>> Start Data section
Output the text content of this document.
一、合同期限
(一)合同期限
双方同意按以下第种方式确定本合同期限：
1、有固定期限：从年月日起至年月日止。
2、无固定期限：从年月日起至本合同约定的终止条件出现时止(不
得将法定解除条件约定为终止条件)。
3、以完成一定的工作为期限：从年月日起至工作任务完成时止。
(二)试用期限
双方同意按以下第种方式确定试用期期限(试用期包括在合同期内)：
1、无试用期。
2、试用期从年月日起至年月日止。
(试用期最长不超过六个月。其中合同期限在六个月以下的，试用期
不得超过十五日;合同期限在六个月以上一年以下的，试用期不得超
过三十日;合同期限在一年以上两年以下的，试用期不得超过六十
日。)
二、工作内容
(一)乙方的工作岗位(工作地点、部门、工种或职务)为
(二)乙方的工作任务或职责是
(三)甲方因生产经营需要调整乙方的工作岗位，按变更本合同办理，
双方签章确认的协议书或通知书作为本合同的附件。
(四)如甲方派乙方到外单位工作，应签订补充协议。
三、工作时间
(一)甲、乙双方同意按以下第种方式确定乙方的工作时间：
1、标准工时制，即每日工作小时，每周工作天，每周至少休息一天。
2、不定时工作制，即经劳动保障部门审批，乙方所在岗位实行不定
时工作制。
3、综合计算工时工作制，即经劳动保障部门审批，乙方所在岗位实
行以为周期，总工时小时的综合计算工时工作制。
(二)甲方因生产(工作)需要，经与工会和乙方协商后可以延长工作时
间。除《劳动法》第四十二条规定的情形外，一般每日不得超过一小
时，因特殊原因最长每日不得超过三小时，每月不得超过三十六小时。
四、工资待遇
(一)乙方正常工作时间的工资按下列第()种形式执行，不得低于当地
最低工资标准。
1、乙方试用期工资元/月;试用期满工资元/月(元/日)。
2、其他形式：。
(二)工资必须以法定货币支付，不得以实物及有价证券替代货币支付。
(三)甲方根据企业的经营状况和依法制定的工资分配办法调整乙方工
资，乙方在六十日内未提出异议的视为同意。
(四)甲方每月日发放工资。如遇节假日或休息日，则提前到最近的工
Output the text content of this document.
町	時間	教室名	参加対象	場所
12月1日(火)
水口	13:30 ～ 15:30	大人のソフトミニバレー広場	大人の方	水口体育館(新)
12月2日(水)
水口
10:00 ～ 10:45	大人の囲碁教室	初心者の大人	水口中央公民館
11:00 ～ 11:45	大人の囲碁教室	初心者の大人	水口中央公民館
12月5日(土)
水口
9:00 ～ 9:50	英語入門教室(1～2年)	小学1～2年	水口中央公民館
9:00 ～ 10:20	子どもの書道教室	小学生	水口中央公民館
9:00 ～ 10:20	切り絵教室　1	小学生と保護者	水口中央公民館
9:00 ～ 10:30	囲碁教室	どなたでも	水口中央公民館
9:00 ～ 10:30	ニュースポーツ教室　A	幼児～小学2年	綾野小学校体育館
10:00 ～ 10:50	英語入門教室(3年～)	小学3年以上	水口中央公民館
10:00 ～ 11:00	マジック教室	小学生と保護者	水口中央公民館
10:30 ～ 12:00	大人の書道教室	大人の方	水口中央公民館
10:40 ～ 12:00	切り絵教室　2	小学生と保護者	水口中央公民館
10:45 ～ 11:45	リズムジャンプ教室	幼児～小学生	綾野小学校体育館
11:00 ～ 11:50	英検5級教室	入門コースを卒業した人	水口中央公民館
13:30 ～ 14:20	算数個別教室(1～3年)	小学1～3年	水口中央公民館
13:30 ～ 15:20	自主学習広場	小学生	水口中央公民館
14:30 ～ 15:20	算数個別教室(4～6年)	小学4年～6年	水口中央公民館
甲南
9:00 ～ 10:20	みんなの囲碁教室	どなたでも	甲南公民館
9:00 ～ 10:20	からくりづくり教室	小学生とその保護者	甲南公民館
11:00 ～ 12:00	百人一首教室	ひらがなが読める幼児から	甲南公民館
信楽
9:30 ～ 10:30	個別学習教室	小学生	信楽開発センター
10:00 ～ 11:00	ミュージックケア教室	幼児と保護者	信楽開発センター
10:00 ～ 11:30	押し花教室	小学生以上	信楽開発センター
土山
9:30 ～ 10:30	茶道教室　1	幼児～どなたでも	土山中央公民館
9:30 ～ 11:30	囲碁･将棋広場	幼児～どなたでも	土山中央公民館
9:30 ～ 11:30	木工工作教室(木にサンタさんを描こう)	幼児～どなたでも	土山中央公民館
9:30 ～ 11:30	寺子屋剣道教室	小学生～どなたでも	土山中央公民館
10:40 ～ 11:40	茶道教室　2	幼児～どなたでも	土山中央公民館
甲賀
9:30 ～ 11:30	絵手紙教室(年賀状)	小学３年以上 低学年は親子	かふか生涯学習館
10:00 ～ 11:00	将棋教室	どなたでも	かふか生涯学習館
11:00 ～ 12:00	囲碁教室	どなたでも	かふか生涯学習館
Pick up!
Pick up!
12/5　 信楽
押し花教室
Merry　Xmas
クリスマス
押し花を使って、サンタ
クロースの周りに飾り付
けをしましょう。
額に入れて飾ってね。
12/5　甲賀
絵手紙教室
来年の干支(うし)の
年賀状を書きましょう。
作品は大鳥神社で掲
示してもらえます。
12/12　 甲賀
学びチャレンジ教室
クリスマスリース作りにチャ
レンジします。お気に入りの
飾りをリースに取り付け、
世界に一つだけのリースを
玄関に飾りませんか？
>> End Data section
*Task requirements*
Give the entries once more, exactly as they appear.

*Result of this task*
Output the text content of this document.
一、合同期限
(一)合同期限
双方同意按以下第种方式确定本合同期限：
1、有固定期限：从年月日起至年月日止。
2、无固定期限：从年月日起至本合同约定的终止条件出现时止(不
得将法定解除条件约定为终止条件)。
3、以完成一定的工作为期限：从年月日起至工作任务完成时止。
(二)试用期限
双方同意按以下第种方式确定试用期期限(试用期包括在合同期内)：
1、无试用期。
2、试用期从年月日起至年月日止。
(试用期最长不超过六个月。其中合同期限在六个月以下的，试用期
不得超过十五日;合同期限在六个月以上一年以下的，试用期不得超
过三十日;合同期限在一年以上两年以下的，试用期不得超过六十
日。)
二、工作内容
(一)乙方的工作岗位(工作地点、部门、工种或职务)为
(二)乙方的工作任务或职责是
(三)甲方因生产经营需要调整乙方的工作岗位，按变更本合同办理，
双方签章确认的协议书或通知书作为本合同的附件。
(四)如甲方派乙方到外单位工作，应签订补充协议。
三、工作时间
(一)甲、乙双方同意按以下第种方式确定乙方的工作时间：
1、标准工时制，即每日工作小时，每周工作天，每周至少休息一天。
2、不定时工作制，即经劳动保障部门审批，乙方所在岗位实行不定
时工作制。
3、综合计算工时工作制，即经劳动保障部门审批，乙方所在岗位实
行以为周期，总工时小时的综合计算工时工作制。
(二)甲方因生产(工作)需要，经与工会和乙方协商后可以延长工作时
间。除《劳动法》第四十二条规定的情形外，一般每日不得超过一小
时，因特殊原因最长每日不得超过三小时，每月不得超过三十六小时。
四、工资待遇
(一)乙方正常工作时间的工资按下列第()种形式执行，不得低于当地
最低工资标准。
1、乙方试用期工资元/月;试用期满工资元/月(元/日)。
2、其他形式：。
(二)工资必须以法定货币支付，不得以实物及有价证券替代货币支付。
(三)甲方根据企业的经营状况和依法制定的工资分配办法调整乙方工
资，乙方在六十日内未提出异议的视为同意。
(四)甲方每月日发放工资。如遇节假日或休息日，则提前到最近的工
Output the text content of this document.
町	時間	教室名	参加対象	場所
12月1日(火)
水口	13:30 ～ 15:30	大人のソフトミニバレー広場	大人の方	水口体育館(新)
12月2日(水)
水口
10:00 ～ 10:45	大人の囲碁教室	初心者の大人	水口中央公民館
11:00 ～ 11:45	大人の囲碁教室	初心者の大人	水口中央公民館
12月5日(土)
水口
9:00 ～ 9:50	英語入門教室(1～2年)	小学1～2年	水口中央公民館
9:00 ～ 10:20	子どもの書道教室	小学生	水口中央公民館
9:00 ～ 10:20	切り絵教室　1	小学生と保護者	水口中央公民館
9:00 ～ 10:30	囲碁教室	どなたでも	水口中央公民館
9:00 ～ 10:30	ニュースポーツ教室　A	幼児～小学2年	綾野小学校体育館
10:00 ～ 10:50	英語入門教室(3年～)	小学3年以上	水口中央公民館
10:00 ～ 11:00	マジック教室	小学生と保護者	水口中央公民館
10:30 ～ 12:00	大人の書道教室	大人の方	水口中央公民館
10:40 ～ 12:00	切り絵教室　2	小学生と保護者	水口中央公民館
10:45 ～ 11:45	リズムジャンプ教室	幼児～小学生	綾野小学校体育館
11:00 ～ 11:50	英検5級教室	入門コースを卒業した人	水口中央公民館
13:30 ～ 14:20	算数個別教室(1～3年)	小学1～3年	水口中央公民館
13:30 ～ 15:20	自主学習広場	小学生	水口中央公民館
14:30 ～ 15:20	算数個別教室(4～6年)	小学4年～6年	水口中央公民館
甲南
9:00 ～ 10:20	みんなの囲碁教室	どなたでも	甲南公民館
9:00 ～ 10:20	からくりづくり教室	小学生とその保護者	甲南公民館
11:00 ～ 12:00	百人一首教室	ひらがなが読める幼児から	甲南公民館
信楽
9:30 ～ 10:30	個別学習教室	小学生	信楽開発センター
10:00 ～ 11:00	ミュージックケア教室	幼児と保護者	信楽開発センター
10:00 ～ 11:30	押し花教室	小学生以上	信楽開発センター
土山
9:30 ～ 10:30	茶道教室　1	幼児～どなたでも	土山中央公民館
9:30 ～ 11:30	囲碁･将棋広場	幼児～どなたでも	土山中央公民館
9:30 ～ 11:30	木工工作教室(木にサンタさんを描こう)	幼児～どなたでも	土山中央公民館
9:30 ～ 11:30	寺子屋剣道教室	小学生～どなたでも	土山中央公民館
10:40 ～ 11:40	茶道教室　2	幼児～どなたでも	土山中央公民館
甲賀
9:30 ～ 11:30	絵手紙教室(年賀状)	小学３年以上 低学年は親子	かふか生涯学習館
10:00 ～ 11:00	将棋教室	どなたでも	かふか生涯学習館
11:00 ～ 12:00	囲碁教室	どなたでも	かふか生涯学習館
Pick up!
Pick up!
12/5　 信楽
押し花教室
Merry　Xmas
クリスマス
押し花を使って、サンタ
クロースの周りに飾り付
けをしましょう。
額に入れて飾ってね。
12/5　甲賀
絵手紙教室
来年の干支(うし)の
年賀状を書きましょう。
作品は大鳥神社で掲
示してもらえます。
12/12　 甲賀
学びチャレンジ教室
クリスマスリース作りにチャ
レンジします。お気に入りの
飾りをリースに取り付け、
世界に一つだけのリースを
玄関に飾りませんか？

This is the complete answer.